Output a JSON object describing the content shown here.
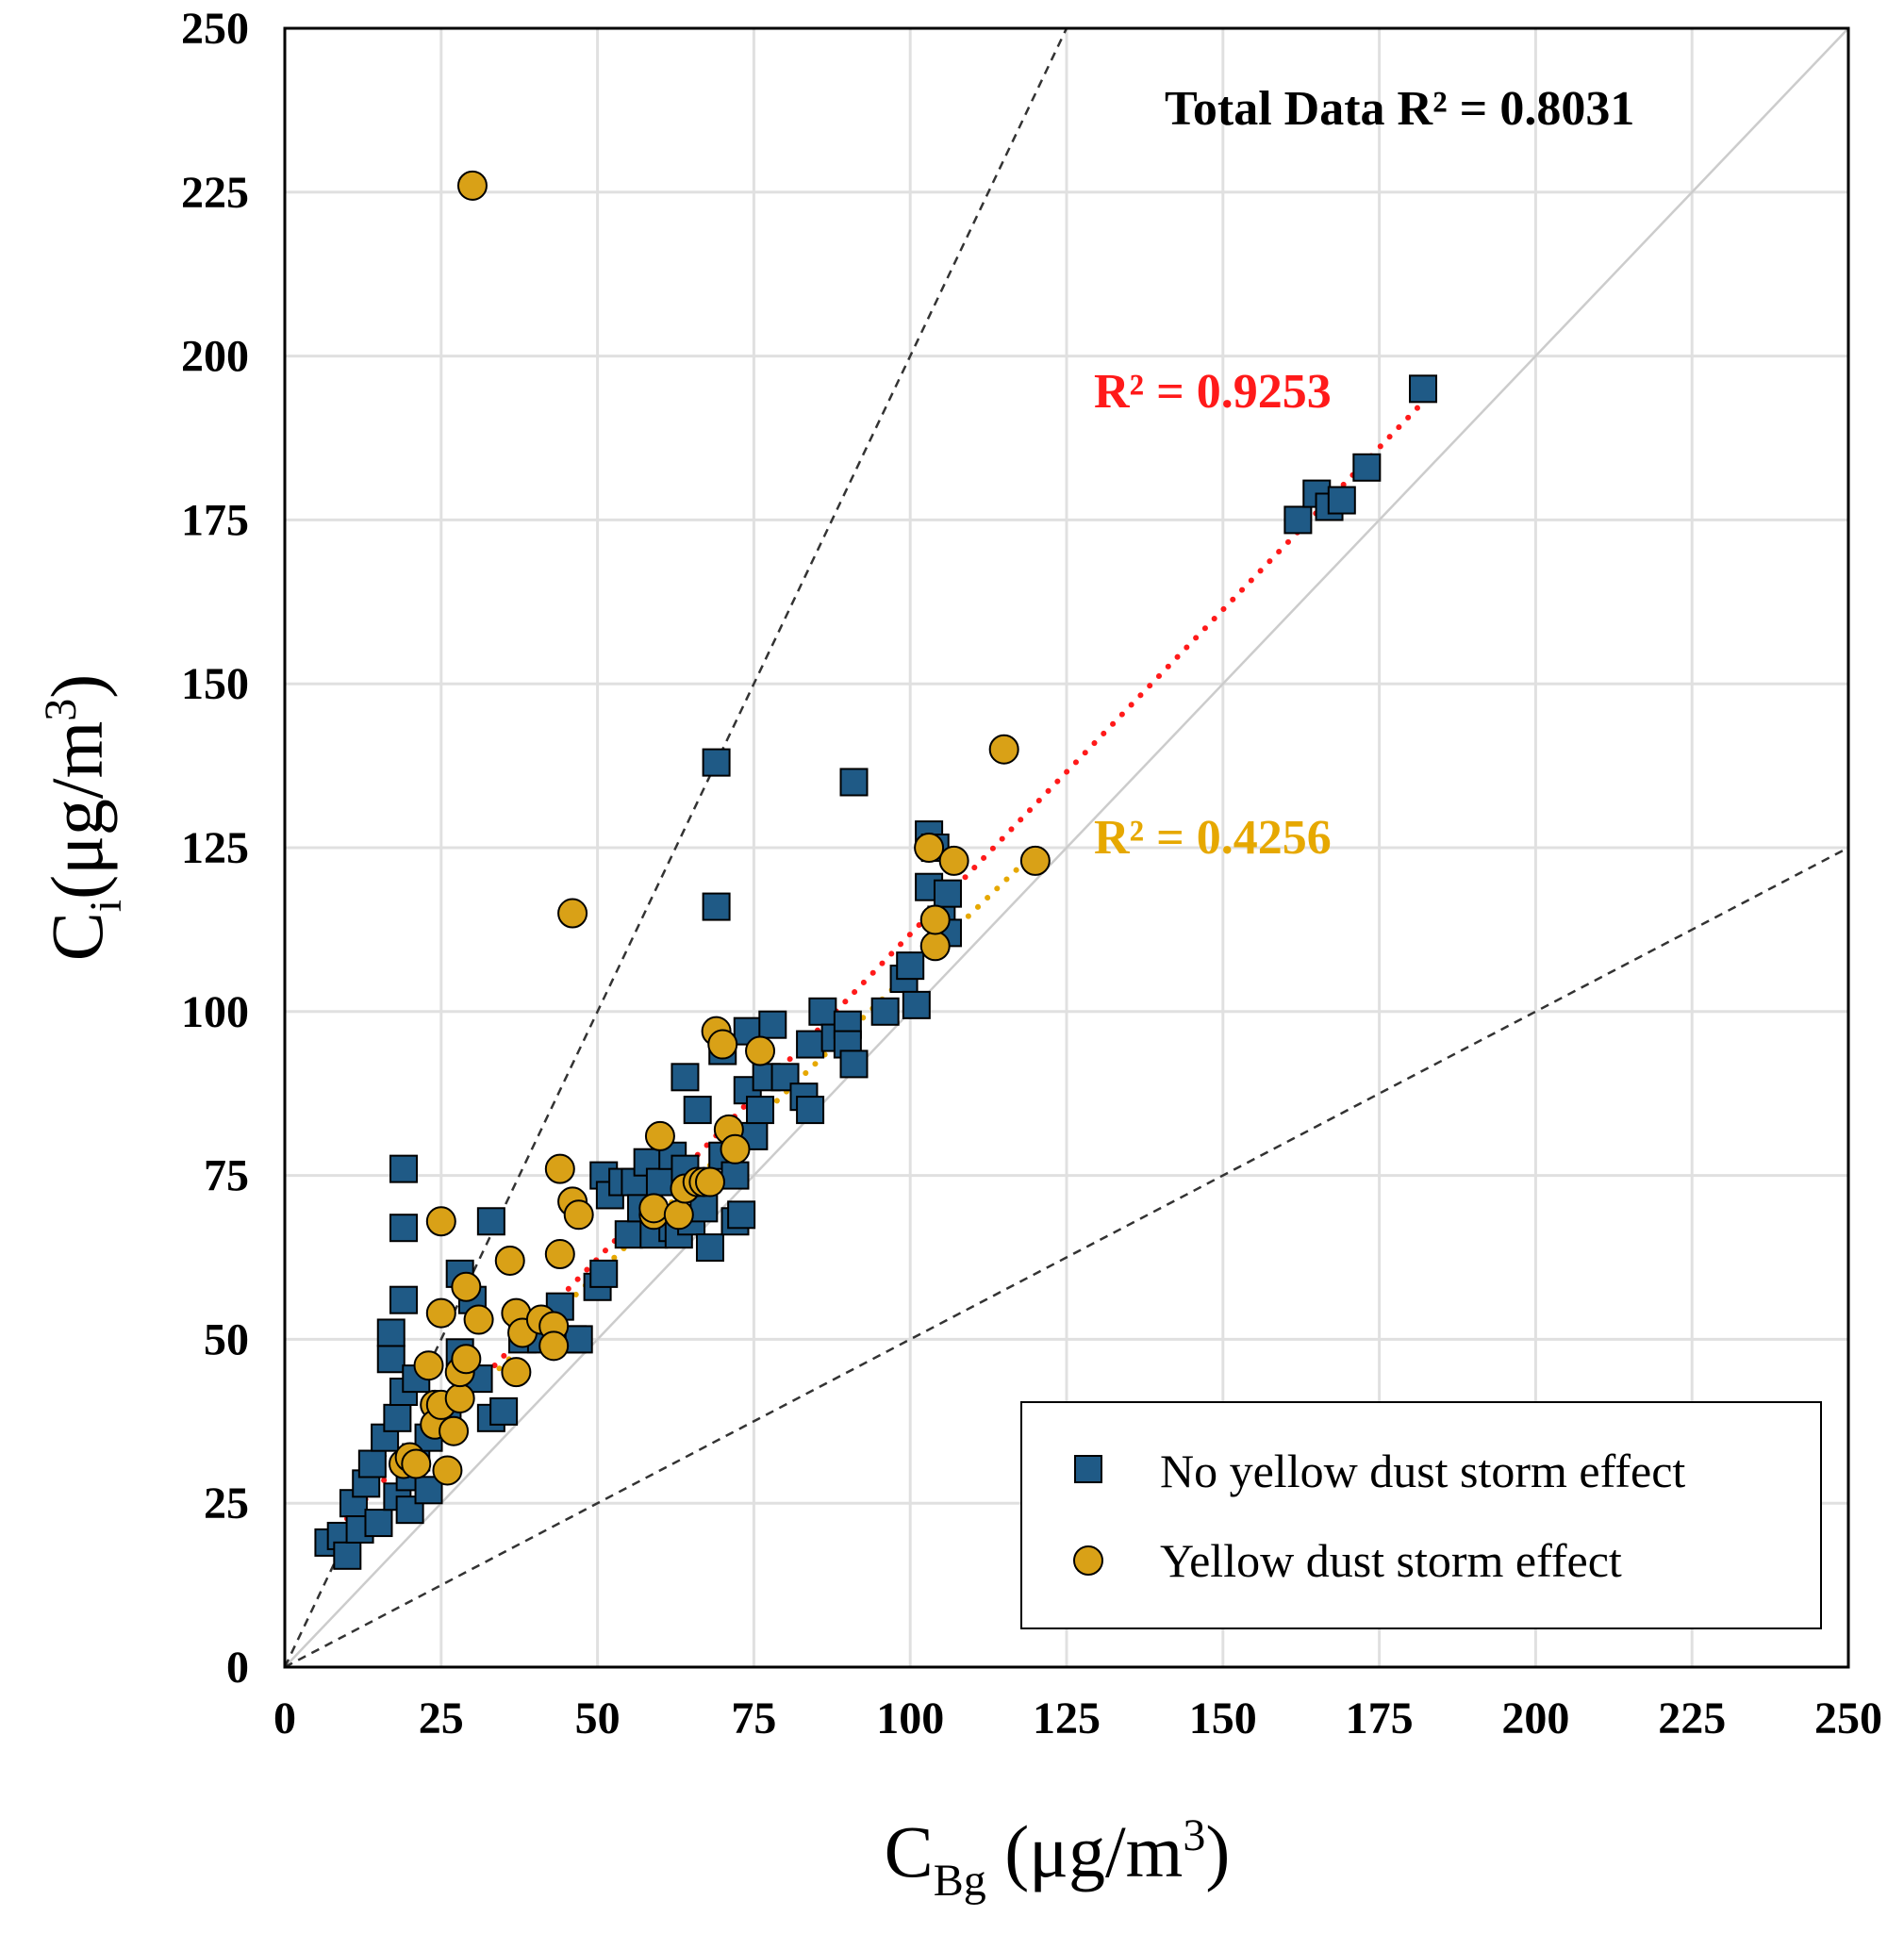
{
  "chart_data": {
    "type": "scatter",
    "xlabel": {
      "main": "C",
      "sub": "Bg",
      "unit": " (μg/m",
      "sup": "3",
      "close": ")"
    },
    "ylabel": {
      "main": "C",
      "sub": "i",
      "unit": "(μg/m",
      "sup": "3",
      "close": ")"
    },
    "xlim": [
      0,
      250
    ],
    "ylim": [
      0,
      250
    ],
    "xticks": [
      0,
      25,
      50,
      75,
      100,
      125,
      150,
      175,
      200,
      225,
      250
    ],
    "yticks": [
      0,
      25,
      50,
      75,
      100,
      125,
      150,
      175,
      200,
      225,
      250
    ],
    "grid": true,
    "legend_position": "bottom-right",
    "colors": {
      "no_dust": "#1f5a86",
      "dust": "#d9a117",
      "no_dust_trend": "#ff1a1a",
      "dust_trend": "#e6a800",
      "grid": "#e0e0e0",
      "one_to_one": "#cccccc",
      "dashed_guides": "#333333"
    },
    "annotations": [
      {
        "id": "total",
        "text": "Total Data R² = 0.8031",
        "color": "#000000"
      },
      {
        "id": "no_dust",
        "text": "R² = 0.9253",
        "color": "#ff1a1a"
      },
      {
        "id": "dust",
        "text": "R² = 0.4256",
        "color": "#e6a800"
      }
    ],
    "reference_lines": [
      {
        "type": "one-to-one",
        "slope": 1
      },
      {
        "type": "upper-bound",
        "slope": 2
      },
      {
        "type": "lower-bound",
        "slope": 0.5
      }
    ],
    "series": [
      {
        "name": "No yellow dust storm effect",
        "marker": "square",
        "trend": {
          "slope": 0.99,
          "intercept": 12.8,
          "x_range": [
            7,
            182
          ]
        },
        "points": [
          [
            7,
            19
          ],
          [
            9,
            20
          ],
          [
            10,
            17
          ],
          [
            11,
            25
          ],
          [
            12,
            21
          ],
          [
            13,
            28
          ],
          [
            14,
            31
          ],
          [
            15,
            22
          ],
          [
            16,
            35
          ],
          [
            17,
            47
          ],
          [
            17,
            51
          ],
          [
            18,
            26
          ],
          [
            18,
            38
          ],
          [
            19,
            42
          ],
          [
            19,
            67
          ],
          [
            19,
            76
          ],
          [
            19,
            56
          ],
          [
            20,
            29
          ],
          [
            20,
            24
          ],
          [
            21,
            44
          ],
          [
            21,
            32
          ],
          [
            23,
            35
          ],
          [
            23,
            27
          ],
          [
            26,
            38
          ],
          [
            28,
            48
          ],
          [
            28,
            60
          ],
          [
            30,
            56
          ],
          [
            31,
            44
          ],
          [
            33,
            68
          ],
          [
            33,
            38
          ],
          [
            35,
            39
          ],
          [
            38,
            50
          ],
          [
            41,
            50
          ],
          [
            44,
            55
          ],
          [
            46,
            50
          ],
          [
            47,
            50
          ],
          [
            50,
            58
          ],
          [
            51,
            60
          ],
          [
            51,
            75
          ],
          [
            52,
            72
          ],
          [
            54,
            74
          ],
          [
            55,
            66
          ],
          [
            56,
            74
          ],
          [
            57,
            70
          ],
          [
            58,
            77
          ],
          [
            59,
            66
          ],
          [
            60,
            74
          ],
          [
            62,
            67
          ],
          [
            62,
            78
          ],
          [
            63,
            66
          ],
          [
            64,
            90
          ],
          [
            64,
            76
          ],
          [
            65,
            68
          ],
          [
            66,
            85
          ],
          [
            67,
            70
          ],
          [
            68,
            64
          ],
          [
            69,
            138
          ],
          [
            69,
            116
          ],
          [
            70,
            78
          ],
          [
            70,
            94
          ],
          [
            72,
            68
          ],
          [
            72,
            75
          ],
          [
            73,
            69
          ],
          [
            74,
            97
          ],
          [
            74,
            88
          ],
          [
            75,
            81
          ],
          [
            76,
            85
          ],
          [
            77,
            90
          ],
          [
            78,
            98
          ],
          [
            80,
            90
          ],
          [
            83,
            87
          ],
          [
            84,
            85
          ],
          [
            84,
            95
          ],
          [
            86,
            100
          ],
          [
            88,
            96
          ],
          [
            90,
            98
          ],
          [
            90,
            95
          ],
          [
            91,
            92
          ],
          [
            91,
            135
          ],
          [
            96,
            100
          ],
          [
            99,
            105
          ],
          [
            100,
            107
          ],
          [
            101,
            101
          ],
          [
            103,
            119
          ],
          [
            103,
            127
          ],
          [
            104,
            125
          ],
          [
            105,
            114
          ],
          [
            106,
            112
          ],
          [
            106,
            118
          ],
          [
            162,
            175
          ],
          [
            165,
            179
          ],
          [
            167,
            177
          ],
          [
            169,
            178
          ],
          [
            173,
            183
          ],
          [
            182,
            195
          ]
        ]
      },
      {
        "name": "Yellow dust storm effect",
        "marker": "circle",
        "trend": {
          "slope": 0.92,
          "intercept": 14.0,
          "x_range": [
            19,
            120
          ]
        },
        "points": [
          [
            19,
            31
          ],
          [
            20,
            32
          ],
          [
            21,
            31
          ],
          [
            23,
            46
          ],
          [
            24,
            40
          ],
          [
            24,
            37
          ],
          [
            25,
            40
          ],
          [
            25,
            54
          ],
          [
            25,
            68
          ],
          [
            26,
            30
          ],
          [
            27,
            36
          ],
          [
            28,
            41
          ],
          [
            28,
            45
          ],
          [
            29,
            58
          ],
          [
            29,
            47
          ],
          [
            31,
            53
          ],
          [
            36,
            62
          ],
          [
            37,
            54
          ],
          [
            37,
            45
          ],
          [
            38,
            51
          ],
          [
            41,
            53
          ],
          [
            43,
            52
          ],
          [
            43,
            49
          ],
          [
            44,
            63
          ],
          [
            44,
            76
          ],
          [
            46,
            115
          ],
          [
            46,
            71
          ],
          [
            47,
            69
          ],
          [
            30,
            226
          ],
          [
            59,
            69
          ],
          [
            59,
            70
          ],
          [
            60,
            81
          ],
          [
            63,
            69
          ],
          [
            64,
            73
          ],
          [
            66,
            74
          ],
          [
            67,
            74
          ],
          [
            68,
            74
          ],
          [
            69,
            97
          ],
          [
            70,
            95
          ],
          [
            71,
            82
          ],
          [
            72,
            79
          ],
          [
            76,
            94
          ],
          [
            103,
            125
          ],
          [
            104,
            110
          ],
          [
            104,
            114
          ],
          [
            107,
            123
          ],
          [
            115,
            140
          ],
          [
            120,
            123
          ]
        ]
      }
    ]
  }
}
====================
### EXERCISE TASK
Leave out the pictures and reproduce the rest of the listing exactly.

### RESULT OF THIS EXERCISE
Output a JSON object describing the content shown here.
{
  "chart_data": {
    "type": "scatter",
    "xlabel": {
      "main": "C",
      "sub": "Bg",
      "unit": " (μg/m",
      "sup": "3",
      "close": ")"
    },
    "ylabel": {
      "main": "C",
      "sub": "i",
      "unit": "(μg/m",
      "sup": "3",
      "close": ")"
    },
    "xlim": [
      0,
      250
    ],
    "ylim": [
      0,
      250
    ],
    "xticks": [
      0,
      25,
      50,
      75,
      100,
      125,
      150,
      175,
      200,
      225,
      250
    ],
    "yticks": [
      0,
      25,
      50,
      75,
      100,
      125,
      150,
      175,
      200,
      225,
      250
    ],
    "grid": true,
    "legend_position": "bottom-right",
    "colors": {
      "no_dust": "#1f5a86",
      "dust": "#d9a117",
      "no_dust_trend": "#ff1a1a",
      "dust_trend": "#e6a800",
      "grid": "#e0e0e0",
      "one_to_one": "#cccccc",
      "dashed_guides": "#333333"
    },
    "annotations": [
      {
        "id": "total",
        "text": "Total Data R² = 0.8031",
        "color": "#000000"
      },
      {
        "id": "no_dust",
        "text": "R² = 0.9253",
        "color": "#ff1a1a"
      },
      {
        "id": "dust",
        "text": "R² = 0.4256",
        "color": "#e6a800"
      }
    ],
    "reference_lines": [
      {
        "type": "one-to-one",
        "slope": 1
      },
      {
        "type": "upper-bound",
        "slope": 2
      },
      {
        "type": "lower-bound",
        "slope": 0.5
      }
    ],
    "series": [
      {
        "name": "No yellow dust storm effect",
        "marker": "square",
        "trend": {
          "slope": 0.99,
          "intercept": 12.8,
          "x_range": [
            7,
            182
          ]
        },
        "points": [
          [
            7,
            19
          ],
          [
            9,
            20
          ],
          [
            10,
            17
          ],
          [
            11,
            25
          ],
          [
            12,
            21
          ],
          [
            13,
            28
          ],
          [
            14,
            31
          ],
          [
            15,
            22
          ],
          [
            16,
            35
          ],
          [
            17,
            47
          ],
          [
            17,
            51
          ],
          [
            18,
            26
          ],
          [
            18,
            38
          ],
          [
            19,
            42
          ],
          [
            19,
            67
          ],
          [
            19,
            76
          ],
          [
            19,
            56
          ],
          [
            20,
            29
          ],
          [
            20,
            24
          ],
          [
            21,
            44
          ],
          [
            21,
            32
          ],
          [
            23,
            35
          ],
          [
            23,
            27
          ],
          [
            26,
            38
          ],
          [
            28,
            48
          ],
          [
            28,
            60
          ],
          [
            30,
            56
          ],
          [
            31,
            44
          ],
          [
            33,
            68
          ],
          [
            33,
            38
          ],
          [
            35,
            39
          ],
          [
            38,
            50
          ],
          [
            41,
            50
          ],
          [
            44,
            55
          ],
          [
            46,
            50
          ],
          [
            47,
            50
          ],
          [
            50,
            58
          ],
          [
            51,
            60
          ],
          [
            51,
            75
          ],
          [
            52,
            72
          ],
          [
            54,
            74
          ],
          [
            55,
            66
          ],
          [
            56,
            74
          ],
          [
            57,
            70
          ],
          [
            58,
            77
          ],
          [
            59,
            66
          ],
          [
            60,
            74
          ],
          [
            62,
            67
          ],
          [
            62,
            78
          ],
          [
            63,
            66
          ],
          [
            64,
            90
          ],
          [
            64,
            76
          ],
          [
            65,
            68
          ],
          [
            66,
            85
          ],
          [
            67,
            70
          ],
          [
            68,
            64
          ],
          [
            69,
            138
          ],
          [
            69,
            116
          ],
          [
            70,
            78
          ],
          [
            70,
            94
          ],
          [
            72,
            68
          ],
          [
            72,
            75
          ],
          [
            73,
            69
          ],
          [
            74,
            97
          ],
          [
            74,
            88
          ],
          [
            75,
            81
          ],
          [
            76,
            85
          ],
          [
            77,
            90
          ],
          [
            78,
            98
          ],
          [
            80,
            90
          ],
          [
            83,
            87
          ],
          [
            84,
            85
          ],
          [
            84,
            95
          ],
          [
            86,
            100
          ],
          [
            88,
            96
          ],
          [
            90,
            98
          ],
          [
            90,
            95
          ],
          [
            91,
            92
          ],
          [
            91,
            135
          ],
          [
            96,
            100
          ],
          [
            99,
            105
          ],
          [
            100,
            107
          ],
          [
            101,
            101
          ],
          [
            103,
            119
          ],
          [
            103,
            127
          ],
          [
            104,
            125
          ],
          [
            105,
            114
          ],
          [
            106,
            112
          ],
          [
            106,
            118
          ],
          [
            162,
            175
          ],
          [
            165,
            179
          ],
          [
            167,
            177
          ],
          [
            169,
            178
          ],
          [
            173,
            183
          ],
          [
            182,
            195
          ]
        ]
      },
      {
        "name": "Yellow dust storm effect",
        "marker": "circle",
        "trend": {
          "slope": 0.92,
          "intercept": 14.0,
          "x_range": [
            19,
            120
          ]
        },
        "points": [
          [
            19,
            31
          ],
          [
            20,
            32
          ],
          [
            21,
            31
          ],
          [
            23,
            46
          ],
          [
            24,
            40
          ],
          [
            24,
            37
          ],
          [
            25,
            40
          ],
          [
            25,
            54
          ],
          [
            25,
            68
          ],
          [
            26,
            30
          ],
          [
            27,
            36
          ],
          [
            28,
            41
          ],
          [
            28,
            45
          ],
          [
            29,
            58
          ],
          [
            29,
            47
          ],
          [
            31,
            53
          ],
          [
            36,
            62
          ],
          [
            37,
            54
          ],
          [
            37,
            45
          ],
          [
            38,
            51
          ],
          [
            41,
            53
          ],
          [
            43,
            52
          ],
          [
            43,
            49
          ],
          [
            44,
            63
          ],
          [
            44,
            76
          ],
          [
            46,
            115
          ],
          [
            46,
            71
          ],
          [
            47,
            69
          ],
          [
            30,
            226
          ],
          [
            59,
            69
          ],
          [
            59,
            70
          ],
          [
            60,
            81
          ],
          [
            63,
            69
          ],
          [
            64,
            73
          ],
          [
            66,
            74
          ],
          [
            67,
            74
          ],
          [
            68,
            74
          ],
          [
            69,
            97
          ],
          [
            70,
            95
          ],
          [
            71,
            82
          ],
          [
            72,
            79
          ],
          [
            76,
            94
          ],
          [
            103,
            125
          ],
          [
            104,
            110
          ],
          [
            104,
            114
          ],
          [
            107,
            123
          ],
          [
            115,
            140
          ],
          [
            120,
            123
          ]
        ]
      }
    ]
  }
}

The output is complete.